→ YOUR GOAL
In the entries below, find every line holding the string "name" and collect it.
........
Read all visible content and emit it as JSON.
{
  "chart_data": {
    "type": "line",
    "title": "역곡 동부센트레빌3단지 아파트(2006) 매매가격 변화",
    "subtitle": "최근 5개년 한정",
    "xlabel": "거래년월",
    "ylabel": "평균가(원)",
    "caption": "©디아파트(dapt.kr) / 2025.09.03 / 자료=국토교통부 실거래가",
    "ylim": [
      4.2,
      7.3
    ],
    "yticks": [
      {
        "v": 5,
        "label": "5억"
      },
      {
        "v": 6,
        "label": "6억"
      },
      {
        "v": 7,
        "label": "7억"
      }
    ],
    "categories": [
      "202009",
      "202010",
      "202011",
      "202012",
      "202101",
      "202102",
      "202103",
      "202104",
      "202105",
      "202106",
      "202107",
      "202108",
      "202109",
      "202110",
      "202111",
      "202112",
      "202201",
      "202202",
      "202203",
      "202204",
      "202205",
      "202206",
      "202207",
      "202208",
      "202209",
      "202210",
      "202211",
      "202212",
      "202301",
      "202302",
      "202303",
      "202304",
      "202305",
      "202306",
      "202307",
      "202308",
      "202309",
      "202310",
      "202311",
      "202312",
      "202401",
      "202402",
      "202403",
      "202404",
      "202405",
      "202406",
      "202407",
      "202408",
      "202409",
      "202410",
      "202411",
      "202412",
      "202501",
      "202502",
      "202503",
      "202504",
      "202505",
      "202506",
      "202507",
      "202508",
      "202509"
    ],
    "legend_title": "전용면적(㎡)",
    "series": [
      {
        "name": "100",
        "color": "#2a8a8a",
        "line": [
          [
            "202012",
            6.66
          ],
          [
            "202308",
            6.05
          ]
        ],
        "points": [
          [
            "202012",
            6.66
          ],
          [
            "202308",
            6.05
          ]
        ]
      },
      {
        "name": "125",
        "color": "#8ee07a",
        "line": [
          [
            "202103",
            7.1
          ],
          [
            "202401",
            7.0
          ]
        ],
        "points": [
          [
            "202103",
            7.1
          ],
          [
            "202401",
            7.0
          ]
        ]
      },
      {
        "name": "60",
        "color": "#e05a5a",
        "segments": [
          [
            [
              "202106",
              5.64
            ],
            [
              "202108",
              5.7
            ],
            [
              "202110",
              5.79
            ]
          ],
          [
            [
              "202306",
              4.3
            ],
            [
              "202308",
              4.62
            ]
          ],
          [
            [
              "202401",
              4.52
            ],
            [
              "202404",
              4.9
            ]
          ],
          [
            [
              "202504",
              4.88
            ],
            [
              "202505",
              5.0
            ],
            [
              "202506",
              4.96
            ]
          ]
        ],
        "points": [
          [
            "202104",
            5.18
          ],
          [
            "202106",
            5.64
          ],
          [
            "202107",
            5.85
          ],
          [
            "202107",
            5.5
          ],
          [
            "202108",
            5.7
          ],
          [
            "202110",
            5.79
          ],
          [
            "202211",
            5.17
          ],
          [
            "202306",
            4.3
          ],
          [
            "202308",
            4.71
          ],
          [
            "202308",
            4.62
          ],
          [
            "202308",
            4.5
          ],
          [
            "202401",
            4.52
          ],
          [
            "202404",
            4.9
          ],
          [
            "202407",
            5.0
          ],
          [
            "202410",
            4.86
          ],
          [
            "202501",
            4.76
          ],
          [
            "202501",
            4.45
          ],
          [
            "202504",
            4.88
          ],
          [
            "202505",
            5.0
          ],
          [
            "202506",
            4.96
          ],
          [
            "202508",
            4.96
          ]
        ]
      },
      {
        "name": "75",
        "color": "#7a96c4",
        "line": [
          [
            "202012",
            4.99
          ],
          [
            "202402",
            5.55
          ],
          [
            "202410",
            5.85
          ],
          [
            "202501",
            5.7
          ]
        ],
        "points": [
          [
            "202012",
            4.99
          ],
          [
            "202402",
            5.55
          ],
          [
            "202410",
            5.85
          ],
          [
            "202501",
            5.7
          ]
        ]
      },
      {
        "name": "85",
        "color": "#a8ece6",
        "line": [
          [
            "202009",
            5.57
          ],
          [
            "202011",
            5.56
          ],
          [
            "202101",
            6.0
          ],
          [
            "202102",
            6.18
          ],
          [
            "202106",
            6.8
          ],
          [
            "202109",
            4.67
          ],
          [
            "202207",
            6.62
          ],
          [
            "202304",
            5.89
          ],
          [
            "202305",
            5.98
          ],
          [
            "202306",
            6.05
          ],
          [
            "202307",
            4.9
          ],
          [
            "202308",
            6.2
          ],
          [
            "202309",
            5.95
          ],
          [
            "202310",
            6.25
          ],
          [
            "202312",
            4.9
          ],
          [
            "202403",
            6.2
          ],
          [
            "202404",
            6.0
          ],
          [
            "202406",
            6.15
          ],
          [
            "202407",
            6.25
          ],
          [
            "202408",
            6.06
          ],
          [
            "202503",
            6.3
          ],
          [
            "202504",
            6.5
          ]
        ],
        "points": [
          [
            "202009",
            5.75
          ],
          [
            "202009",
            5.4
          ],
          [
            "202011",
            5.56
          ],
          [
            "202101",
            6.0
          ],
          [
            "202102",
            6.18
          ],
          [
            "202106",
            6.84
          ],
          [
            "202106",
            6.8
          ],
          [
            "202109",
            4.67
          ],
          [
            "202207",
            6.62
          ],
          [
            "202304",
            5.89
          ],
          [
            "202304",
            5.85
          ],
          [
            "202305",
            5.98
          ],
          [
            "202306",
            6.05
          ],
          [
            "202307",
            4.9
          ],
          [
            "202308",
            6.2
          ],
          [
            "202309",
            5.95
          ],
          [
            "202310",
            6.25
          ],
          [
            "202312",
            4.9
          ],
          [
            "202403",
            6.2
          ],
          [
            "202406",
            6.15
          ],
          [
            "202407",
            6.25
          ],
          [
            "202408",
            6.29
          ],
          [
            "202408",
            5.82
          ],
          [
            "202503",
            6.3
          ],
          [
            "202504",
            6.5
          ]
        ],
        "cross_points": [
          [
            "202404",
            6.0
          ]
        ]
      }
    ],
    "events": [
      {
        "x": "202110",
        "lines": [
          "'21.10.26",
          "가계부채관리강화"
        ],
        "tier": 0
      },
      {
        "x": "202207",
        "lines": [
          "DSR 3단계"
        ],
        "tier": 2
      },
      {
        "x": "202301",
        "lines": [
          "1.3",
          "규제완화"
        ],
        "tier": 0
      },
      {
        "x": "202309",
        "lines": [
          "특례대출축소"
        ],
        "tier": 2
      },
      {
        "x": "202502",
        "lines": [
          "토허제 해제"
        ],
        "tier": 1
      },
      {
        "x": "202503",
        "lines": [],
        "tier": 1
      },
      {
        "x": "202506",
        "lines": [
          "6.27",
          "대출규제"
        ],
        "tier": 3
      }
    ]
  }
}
........
→ RESULT FOR THIS TASK
        "name": "100",
        "name": "125",
        "name": "60",
        "name": "75",
        "name": "85",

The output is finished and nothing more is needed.